Goal: Take every line that has the string "福宣雅园" and copy it out.

Recorded information:
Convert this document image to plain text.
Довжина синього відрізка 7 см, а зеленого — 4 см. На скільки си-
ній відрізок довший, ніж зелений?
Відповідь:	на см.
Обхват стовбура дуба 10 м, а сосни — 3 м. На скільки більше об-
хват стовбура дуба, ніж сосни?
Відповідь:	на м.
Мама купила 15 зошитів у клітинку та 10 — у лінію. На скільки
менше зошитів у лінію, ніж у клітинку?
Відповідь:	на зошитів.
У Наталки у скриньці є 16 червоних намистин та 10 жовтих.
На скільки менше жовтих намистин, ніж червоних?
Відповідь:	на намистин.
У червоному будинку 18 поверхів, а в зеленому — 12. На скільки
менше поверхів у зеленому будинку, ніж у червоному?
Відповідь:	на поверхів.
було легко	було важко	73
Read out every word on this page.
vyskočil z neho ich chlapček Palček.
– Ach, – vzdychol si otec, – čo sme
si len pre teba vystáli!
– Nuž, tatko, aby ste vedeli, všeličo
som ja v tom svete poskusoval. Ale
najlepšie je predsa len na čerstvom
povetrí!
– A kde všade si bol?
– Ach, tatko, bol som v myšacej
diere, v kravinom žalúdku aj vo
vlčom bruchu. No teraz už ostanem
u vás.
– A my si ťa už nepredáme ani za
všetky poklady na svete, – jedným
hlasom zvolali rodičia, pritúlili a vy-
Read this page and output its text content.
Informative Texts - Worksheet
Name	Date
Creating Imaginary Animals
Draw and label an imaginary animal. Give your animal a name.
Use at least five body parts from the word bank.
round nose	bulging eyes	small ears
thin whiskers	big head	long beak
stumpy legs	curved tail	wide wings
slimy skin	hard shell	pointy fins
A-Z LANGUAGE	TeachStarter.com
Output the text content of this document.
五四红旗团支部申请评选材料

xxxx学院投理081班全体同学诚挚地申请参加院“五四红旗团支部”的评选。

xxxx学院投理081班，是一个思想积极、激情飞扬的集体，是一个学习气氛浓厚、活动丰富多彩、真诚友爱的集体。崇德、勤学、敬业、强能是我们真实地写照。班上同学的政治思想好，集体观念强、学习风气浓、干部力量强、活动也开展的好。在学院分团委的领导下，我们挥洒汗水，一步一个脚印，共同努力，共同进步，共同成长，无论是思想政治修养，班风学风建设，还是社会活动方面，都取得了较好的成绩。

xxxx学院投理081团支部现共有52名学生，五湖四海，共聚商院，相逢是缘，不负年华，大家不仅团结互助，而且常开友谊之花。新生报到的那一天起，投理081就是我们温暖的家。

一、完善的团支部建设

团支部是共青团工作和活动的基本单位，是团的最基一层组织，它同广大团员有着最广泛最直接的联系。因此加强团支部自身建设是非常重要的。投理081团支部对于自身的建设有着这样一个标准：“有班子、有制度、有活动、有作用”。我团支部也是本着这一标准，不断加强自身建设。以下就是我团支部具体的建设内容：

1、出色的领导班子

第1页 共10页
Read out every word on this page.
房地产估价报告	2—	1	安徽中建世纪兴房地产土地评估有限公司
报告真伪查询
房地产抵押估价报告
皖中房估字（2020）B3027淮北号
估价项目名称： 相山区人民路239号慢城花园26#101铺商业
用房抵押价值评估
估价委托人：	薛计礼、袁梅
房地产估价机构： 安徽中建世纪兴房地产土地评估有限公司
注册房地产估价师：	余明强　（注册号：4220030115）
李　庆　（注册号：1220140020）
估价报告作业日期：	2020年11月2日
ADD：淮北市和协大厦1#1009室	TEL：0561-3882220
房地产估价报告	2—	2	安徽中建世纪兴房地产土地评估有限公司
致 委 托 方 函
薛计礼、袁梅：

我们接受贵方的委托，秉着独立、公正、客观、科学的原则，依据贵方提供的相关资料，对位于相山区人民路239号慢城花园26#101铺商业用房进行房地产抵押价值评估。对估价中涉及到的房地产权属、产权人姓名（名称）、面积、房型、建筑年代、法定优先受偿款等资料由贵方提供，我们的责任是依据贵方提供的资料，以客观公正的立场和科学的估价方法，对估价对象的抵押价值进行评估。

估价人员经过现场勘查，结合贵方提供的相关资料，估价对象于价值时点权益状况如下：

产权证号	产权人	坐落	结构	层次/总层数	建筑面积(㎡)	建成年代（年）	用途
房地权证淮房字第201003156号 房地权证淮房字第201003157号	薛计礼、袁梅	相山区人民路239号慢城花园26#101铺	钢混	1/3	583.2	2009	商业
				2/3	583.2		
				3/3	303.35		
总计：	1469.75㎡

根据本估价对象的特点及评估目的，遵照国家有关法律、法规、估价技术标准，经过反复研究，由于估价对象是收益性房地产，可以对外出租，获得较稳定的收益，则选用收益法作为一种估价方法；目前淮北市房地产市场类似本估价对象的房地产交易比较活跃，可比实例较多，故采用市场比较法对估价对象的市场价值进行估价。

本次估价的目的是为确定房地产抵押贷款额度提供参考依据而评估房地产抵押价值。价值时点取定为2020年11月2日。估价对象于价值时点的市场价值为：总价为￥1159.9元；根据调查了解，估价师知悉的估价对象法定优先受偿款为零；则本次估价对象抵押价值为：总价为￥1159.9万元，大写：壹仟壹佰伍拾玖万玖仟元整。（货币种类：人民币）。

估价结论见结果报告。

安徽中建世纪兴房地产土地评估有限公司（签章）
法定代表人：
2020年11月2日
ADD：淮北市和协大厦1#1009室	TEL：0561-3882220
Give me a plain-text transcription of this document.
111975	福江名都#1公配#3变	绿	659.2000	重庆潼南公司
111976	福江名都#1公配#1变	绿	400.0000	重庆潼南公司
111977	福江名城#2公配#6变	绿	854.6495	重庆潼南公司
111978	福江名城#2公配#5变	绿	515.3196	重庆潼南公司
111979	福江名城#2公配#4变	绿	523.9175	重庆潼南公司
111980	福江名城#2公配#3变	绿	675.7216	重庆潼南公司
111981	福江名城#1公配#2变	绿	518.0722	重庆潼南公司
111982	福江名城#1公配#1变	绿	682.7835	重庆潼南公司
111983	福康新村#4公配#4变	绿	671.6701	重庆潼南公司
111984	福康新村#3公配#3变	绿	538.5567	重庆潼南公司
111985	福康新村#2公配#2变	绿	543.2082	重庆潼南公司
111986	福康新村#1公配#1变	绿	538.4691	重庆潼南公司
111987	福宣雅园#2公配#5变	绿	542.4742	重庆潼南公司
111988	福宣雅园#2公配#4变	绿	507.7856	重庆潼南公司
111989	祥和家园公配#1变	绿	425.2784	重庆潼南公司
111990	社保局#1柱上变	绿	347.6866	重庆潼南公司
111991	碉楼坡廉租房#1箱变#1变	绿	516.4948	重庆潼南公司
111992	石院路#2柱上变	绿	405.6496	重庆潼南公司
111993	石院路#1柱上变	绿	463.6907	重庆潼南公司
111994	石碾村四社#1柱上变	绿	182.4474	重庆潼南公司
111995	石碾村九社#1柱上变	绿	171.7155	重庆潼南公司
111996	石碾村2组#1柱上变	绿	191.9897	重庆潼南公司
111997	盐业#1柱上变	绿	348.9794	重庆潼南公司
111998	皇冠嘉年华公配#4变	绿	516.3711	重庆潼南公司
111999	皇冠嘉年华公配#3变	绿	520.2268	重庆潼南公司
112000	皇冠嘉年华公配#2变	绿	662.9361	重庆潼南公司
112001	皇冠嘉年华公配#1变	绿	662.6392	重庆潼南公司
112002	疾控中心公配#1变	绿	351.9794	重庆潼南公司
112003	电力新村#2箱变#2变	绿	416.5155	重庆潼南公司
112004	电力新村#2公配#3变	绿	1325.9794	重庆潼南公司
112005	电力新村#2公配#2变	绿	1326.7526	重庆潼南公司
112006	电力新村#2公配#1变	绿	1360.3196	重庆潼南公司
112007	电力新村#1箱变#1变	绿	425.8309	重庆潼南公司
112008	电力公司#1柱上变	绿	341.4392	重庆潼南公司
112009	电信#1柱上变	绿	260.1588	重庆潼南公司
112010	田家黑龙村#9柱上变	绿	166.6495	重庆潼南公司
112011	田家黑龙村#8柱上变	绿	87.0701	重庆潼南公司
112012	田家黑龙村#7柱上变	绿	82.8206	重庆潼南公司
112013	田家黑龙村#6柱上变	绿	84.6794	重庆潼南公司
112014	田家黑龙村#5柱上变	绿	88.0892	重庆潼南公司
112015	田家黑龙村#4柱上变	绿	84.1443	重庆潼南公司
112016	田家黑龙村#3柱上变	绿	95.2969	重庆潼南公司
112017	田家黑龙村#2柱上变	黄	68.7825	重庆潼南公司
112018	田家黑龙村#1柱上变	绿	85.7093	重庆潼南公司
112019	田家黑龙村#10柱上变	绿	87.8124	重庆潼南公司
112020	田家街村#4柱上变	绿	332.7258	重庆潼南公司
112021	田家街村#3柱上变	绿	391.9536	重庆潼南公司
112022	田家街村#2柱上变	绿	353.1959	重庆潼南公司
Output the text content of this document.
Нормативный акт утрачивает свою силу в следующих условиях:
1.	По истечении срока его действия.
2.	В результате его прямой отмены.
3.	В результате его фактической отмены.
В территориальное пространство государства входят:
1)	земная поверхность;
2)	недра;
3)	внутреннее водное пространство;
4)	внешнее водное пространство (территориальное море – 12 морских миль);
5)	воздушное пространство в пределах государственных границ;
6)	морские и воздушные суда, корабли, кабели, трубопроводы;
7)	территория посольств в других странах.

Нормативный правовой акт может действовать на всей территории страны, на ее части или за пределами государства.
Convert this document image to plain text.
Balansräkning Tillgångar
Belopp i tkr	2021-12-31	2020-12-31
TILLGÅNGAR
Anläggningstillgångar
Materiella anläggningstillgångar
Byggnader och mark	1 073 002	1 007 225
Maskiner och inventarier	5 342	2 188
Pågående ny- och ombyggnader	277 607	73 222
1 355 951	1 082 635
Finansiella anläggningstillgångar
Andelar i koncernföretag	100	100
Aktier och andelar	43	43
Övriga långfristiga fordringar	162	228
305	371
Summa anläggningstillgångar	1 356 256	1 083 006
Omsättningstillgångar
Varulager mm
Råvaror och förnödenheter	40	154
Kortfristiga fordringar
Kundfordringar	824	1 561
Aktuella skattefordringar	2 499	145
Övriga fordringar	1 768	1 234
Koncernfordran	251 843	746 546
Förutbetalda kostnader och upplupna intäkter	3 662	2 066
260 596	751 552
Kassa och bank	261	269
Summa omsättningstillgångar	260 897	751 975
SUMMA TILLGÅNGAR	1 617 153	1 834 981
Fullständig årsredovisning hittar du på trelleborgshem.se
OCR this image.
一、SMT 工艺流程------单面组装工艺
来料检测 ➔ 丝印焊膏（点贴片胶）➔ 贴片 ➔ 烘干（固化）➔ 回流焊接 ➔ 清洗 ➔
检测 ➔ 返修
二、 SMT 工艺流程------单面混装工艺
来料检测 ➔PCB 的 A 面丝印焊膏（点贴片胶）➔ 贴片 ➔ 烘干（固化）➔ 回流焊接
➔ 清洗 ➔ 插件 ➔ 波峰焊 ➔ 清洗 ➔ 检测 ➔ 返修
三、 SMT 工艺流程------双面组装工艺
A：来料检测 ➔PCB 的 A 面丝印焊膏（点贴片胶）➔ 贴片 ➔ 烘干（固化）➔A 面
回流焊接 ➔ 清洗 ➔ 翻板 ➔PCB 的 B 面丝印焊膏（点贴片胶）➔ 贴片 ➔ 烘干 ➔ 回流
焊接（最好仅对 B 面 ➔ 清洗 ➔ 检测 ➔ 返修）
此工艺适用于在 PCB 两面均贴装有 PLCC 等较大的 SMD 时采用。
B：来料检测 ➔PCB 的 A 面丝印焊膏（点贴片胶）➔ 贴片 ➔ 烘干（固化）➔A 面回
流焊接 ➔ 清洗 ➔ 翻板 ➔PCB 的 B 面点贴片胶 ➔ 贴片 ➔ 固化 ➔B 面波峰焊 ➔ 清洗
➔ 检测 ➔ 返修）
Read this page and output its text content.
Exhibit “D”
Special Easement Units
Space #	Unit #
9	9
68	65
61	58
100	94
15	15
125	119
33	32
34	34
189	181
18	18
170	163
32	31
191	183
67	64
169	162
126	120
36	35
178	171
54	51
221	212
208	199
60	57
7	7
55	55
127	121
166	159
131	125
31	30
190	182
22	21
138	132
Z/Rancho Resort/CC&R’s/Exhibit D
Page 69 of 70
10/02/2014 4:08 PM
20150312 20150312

Response:
111987	福宣雅园#2公配#5变	绿	542.4742	重庆潼南公司
111988	福宣雅园#2公配#4变	绿	507.7856	重庆潼南公司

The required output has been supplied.